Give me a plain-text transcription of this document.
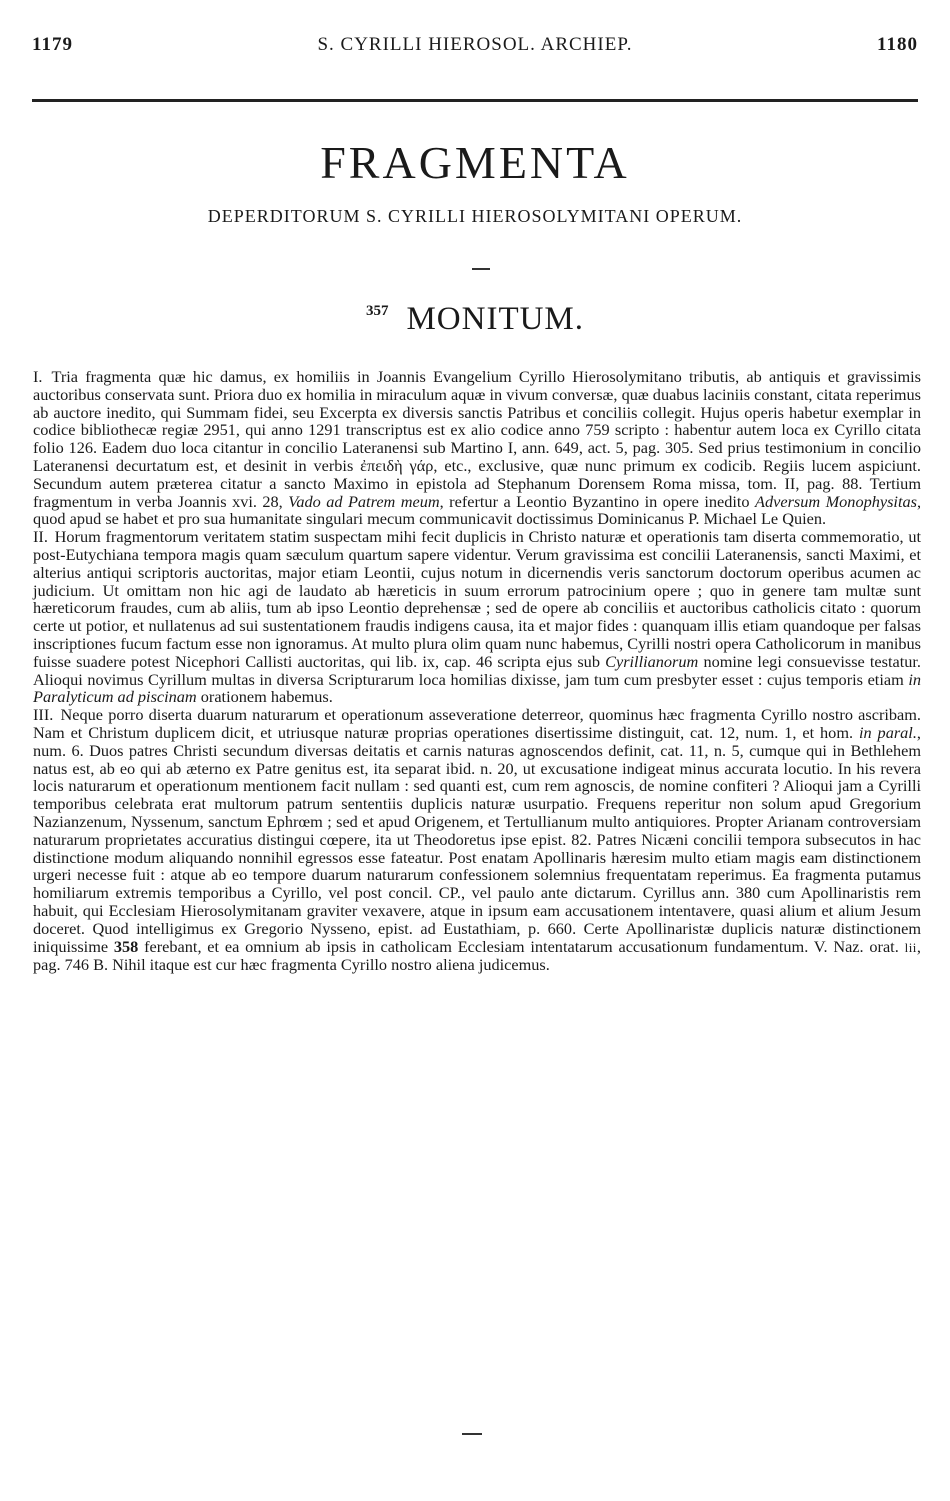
1179	S. CYRILLI HIEROSOL. ARCHIEP.	1180
FRAGMENTA
DEPERDITORUM S. CYRILLI HIEROSOLYMITANI OPERUM.
357 MONITUM.

I. Tria fragmenta quæ hic damus, ex homiliis in Joannis Evangelium Cyrillo Hierosolymitano tributis, ab antiquis et gravissimis auctoribus conservata sunt. Priora duo ex homilia in miraculum aquæ in vivum conversæ, quæ duabus laciniis constant, citata reperimus ab auctore inedito, qui Summam fidei, seu Excerpta ex diversis sanctis Patribus et conciliis collegit. Hujus operis habetur exemplar in codice bibliothecæ regiæ 2951, qui anno 1291 transcriptus est ex alio codice anno 759 scripto : habentur autem loca ex Cyrillo citata folio 126. Eadem duo loca citantur in concilio Lateranensi sub Martino I, ann. 649, act. 5, pag. 305. Sed prius testimonium in concilio Lateranensi decurtatum est, et desinit in verbis ἐπειδὴ γάρ, etc., exclusive, quæ nunc primum ex codicib. Regiis lucem aspiciunt. Secundum autem prætereа citatur a sancto Maximo in epistola ad Stephanum Dorensem Roma missa, tom. II, pag. 88. Tertium fragmentum in verba Joannis xvi. 28, Vado ad Patrem meum, refertur a Leontio Byzantino in opere inedito Adversum Monophysitas, quod apud se habet et pro sua humanitate singulari mecum communicavit doctissimus Dominicanus P. Michael Le Quien.

II. Horum fragmentorum veritatem statim suspectam mihi fecit duplicis in Christo naturæ et operationis tam diserta commemoratio, ut post-Eutychiana tempora magis quam sæculum quartum sapere videntur. Verum gravissima est concilii Lateranensis, sancti Maximi, et alterius antiqui scriptoris auctoritas, major etiam Leontii, cujus notum in dicernendis veris sanctorum doctorum operibus acumen ac judicium. Ut omittam non hic agi de laudato ab hæreticis in suum errorum patrocinium opere ; quo in genere tam multæ sunt hæreticorum fraudes, cum ab aliis, tum ab ipso Leontio deprehensæ ; sed de opere ab conciliis et auctoribus catholicis citato : quorum certe ut potior, et nullatenus ad sui sustentationem fraudis indigens causa, ita et major fides : quanquam illis etiam quandoque per falsas inscriptiones fucum factum esse non ignoramus. At multo plura olim quam nunc habemus, Cyrilli nostri opera Catholicorum in manibus fuisse suadere potest Nicephori Callisti auctoritas, qui lib. ix, cap. 46 scripta ejus sub Cyrillianorum nomine legi consuevisse testatur. Alioqui novimus Cyrillum multas in diversa Scripturarum loca homilias dixisse, jam tum cum presbyter esset : cujus temporis etiam in Paralyticum ad piscinam orationem habemus.

III. Neque porro diserta duarum naturarum et operationum asseveratione deterreor, quominus hæc fragmenta Cyrillo nostro ascribam. Nam et Christum duplicem dicit, et utriusque naturæ proprias operationes disertissime distinguit, cat. 12, num. 1, et hom. in paral., num. 6. Duos patres Christi secundum diversas deitatis et carnis naturas agnoscendos definit, cat. 11, n. 5, cumque qui in Bethlehem natus est, ab eo qui ab æterno ex Patre genitus est, ita separat ibid. n. 20, ut excusatione indigeat minus accurata locutio. In his revera locis naturarum et operationum mentionem facit nullam : sed quanti est, cum rem agnoscis, de nomine confiteri ? Alioqui jam a Cyrilli temporibus celebrata erat multorum patrum sententiis duplicis naturæ usurpatio. Frequens reperitur non solum apud Gregorium Nazianzenum, Nyssenum, sanctum Ephrœm ; sed et apud Origenem, et Tertullianum multo antiquiores. Propter Arianam controversiam naturarum proprietates accuratius distingui cœpere, ita ut Theodoretus ipse epist. 82. Patres Nicæni concilii tempora subsecutos in hac distinctione modum aliquando nonnihil egressos esse fateatur. Post enatam Apollinaris hæresim multo etiam magis eam distinctionem urgeri necesse fuit : atque ab eo tempore duarum naturarum confessionem solemnius frequentatam reperimus. Ea fragmenta putamus homiliarum extremis temporibus a Cyrillo, vel post concil. CP., vel paulo ante dictarum. Cyrillus ann. 380 cum Apollinaristis rem habuit, qui Ecclesiam Hierosolymitanam graviter vexavere, atque in ipsum eam accusationem intentavere, quasi alium et alium Jesum doceret. Quod intelligimus ex Gregorio Nysseno, epist. ad Eustathiam, p. 660. Certe Apollinaristæ duplicis naturæ distinctionem iniquissime 358 ferebant, et ea omnium ab ipsis in catholicam Ecclesiam intentatarum accusationum fundamentum. V. Naz. orat. lii, pag. 746 B. Nihil itaque est cur hæc fragmenta Cyrillo nostro aliena judicemus.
........
• [PROBLEM DESCRIPTION]: Skipping the pictures, transcribe each line above exactly as it appears.

• [ANSWER TO THIS TASK]:
Give me a plain-text transcription of this document.
1179	S. CYRILLI HIEROSOL. ARCHIEP.	1180
FRAGMENTA
DEPERDITORUM S. CYRILLI HIEROSOLYMITANI OPERUM.
357 MONITUM.

I. Tria fragmenta quæ hic damus, ex homiliis in Joannis Evangelium Cyrillo Hierosolymitano tributis, ab antiquis et gravissimis auctoribus conservata sunt. Priora duo ex homilia in miraculum aquæ in vivum conversæ, quæ duabus laciniis constant, citata reperimus ab auctore inedito, qui Summam fidei, seu Excerpta ex diversis sanctis Patribus et conciliis collegit. Hujus operis habetur exemplar in codice bibliothecæ regiæ 2951, qui anno 1291 transcriptus est ex alio codice anno 759 scripto : habentur autem loca ex Cyrillo citata folio 126. Eadem duo loca citantur in concilio Lateranensi sub Martino I, ann. 649, act. 5, pag. 305. Sed prius testimonium in concilio Lateranensi decurtatum est, et desinit in verbis ἐπειδὴ γάρ, etc., exclusive, quæ nunc primum ex codicib. Regiis lucem aspiciunt. Secundum autem prætereа citatur a sancto Maximo in epistola ad Stephanum Dorensem Roma missa, tom. II, pag. 88. Tertium fragmentum in verba Joannis xvi. 28, Vado ad Patrem meum, refertur a Leontio Byzantino in opere inedito Adversum Monophysitas, quod apud se habet et pro sua humanitate singulari mecum communicavit doctissimus Dominicanus P. Michael Le Quien.

II. Horum fragmentorum veritatem statim suspectam mihi fecit duplicis in Christo naturæ et operationis tam diserta commemoratio, ut post-Eutychiana tempora magis quam sæculum quartum sapere videntur. Verum gravissima est concilii Lateranensis, sancti Maximi, et alterius antiqui scriptoris auctoritas, major etiam Leontii, cujus notum in dicernendis veris sanctorum doctorum operibus acumen ac judicium. Ut omittam non hic agi de laudato ab hæreticis in suum errorum patrocinium opere ; quo in genere tam multæ sunt hæreticorum fraudes, cum ab aliis, tum ab ipso Leontio deprehensæ ; sed de opere ab conciliis et auctoribus catholicis citato : quorum certe ut potior, et nullatenus ad sui sustentationem fraudis indigens causa, ita et major fides : quanquam illis etiam quandoque per falsas inscriptiones fucum factum esse non ignoramus. At multo plura olim quam nunc habemus, Cyrilli nostri opera Catholicorum in manibus fuisse suadere potest Nicephori Callisti auctoritas, qui lib. ix, cap. 46 scripta ejus sub Cyrillianorum nomine legi consuevisse testatur. Alioqui novimus Cyrillum multas in diversa Scripturarum loca homilias dixisse, jam tum cum presbyter esset : cujus temporis etiam in Paralyticum ad piscinam orationem habemus.

III. Neque porro diserta duarum naturarum et operationum asseveratione deterreor, quominus hæc fragmenta Cyrillo nostro ascribam. Nam et Christum duplicem dicit, et utriusque naturæ proprias operationes disertissime distinguit, cat. 12, num. 1, et hom. in paral., num. 6. Duos patres Christi secundum diversas deitatis et carnis naturas agnoscendos definit, cat. 11, n. 5, cumque qui in Bethlehem natus est, ab eo qui ab æterno ex Patre genitus est, ita separat ibid. n. 20, ut excusatione indigeat minus accurata locutio. In his revera locis naturarum et operationum mentionem facit nullam : sed quanti est, cum rem agnoscis, de nomine confiteri ? Alioqui jam a Cyrilli temporibus celebrata erat multorum patrum sententiis duplicis naturæ usurpatio. Frequens reperitur non solum apud Gregorium Nazianzenum, Nyssenum, sanctum Ephrœm ; sed et apud Origenem, et Tertullianum multo antiquiores. Propter Arianam controversiam naturarum proprietates accuratius distingui cœpere, ita ut Theodoretus ipse epist. 82. Patres Nicæni concilii tempora subsecutos in hac distinctione modum aliquando nonnihil egressos esse fateatur. Post enatam Apollinaris hæresim multo etiam magis eam distinctionem urgeri necesse fuit : atque ab eo tempore duarum naturarum confessionem solemnius frequentatam reperimus. Ea fragmenta putamus homiliarum extremis temporibus a Cyrillo, vel post concil. CP., vel paulo ante dictarum. Cyrillus ann. 380 cum Apollinaristis rem habuit, qui Ecclesiam Hierosolymitanam graviter vexavere, atque in ipsum eam accusationem intentavere, quasi alium et alium Jesum doceret. Quod intelligimus ex Gregorio Nysseno, epist. ad Eustathiam, p. 660. Certe Apollinaristæ duplicis naturæ distinctionem iniquissime 358 ferebant, et ea omnium ab ipsis in catholicam Ecclesiam intentatarum accusationum fundamentum. V. Naz. orat. lii, pag. 746 B. Nihil itaque est cur hæc fragmenta Cyrillo nostro aliena judicemus.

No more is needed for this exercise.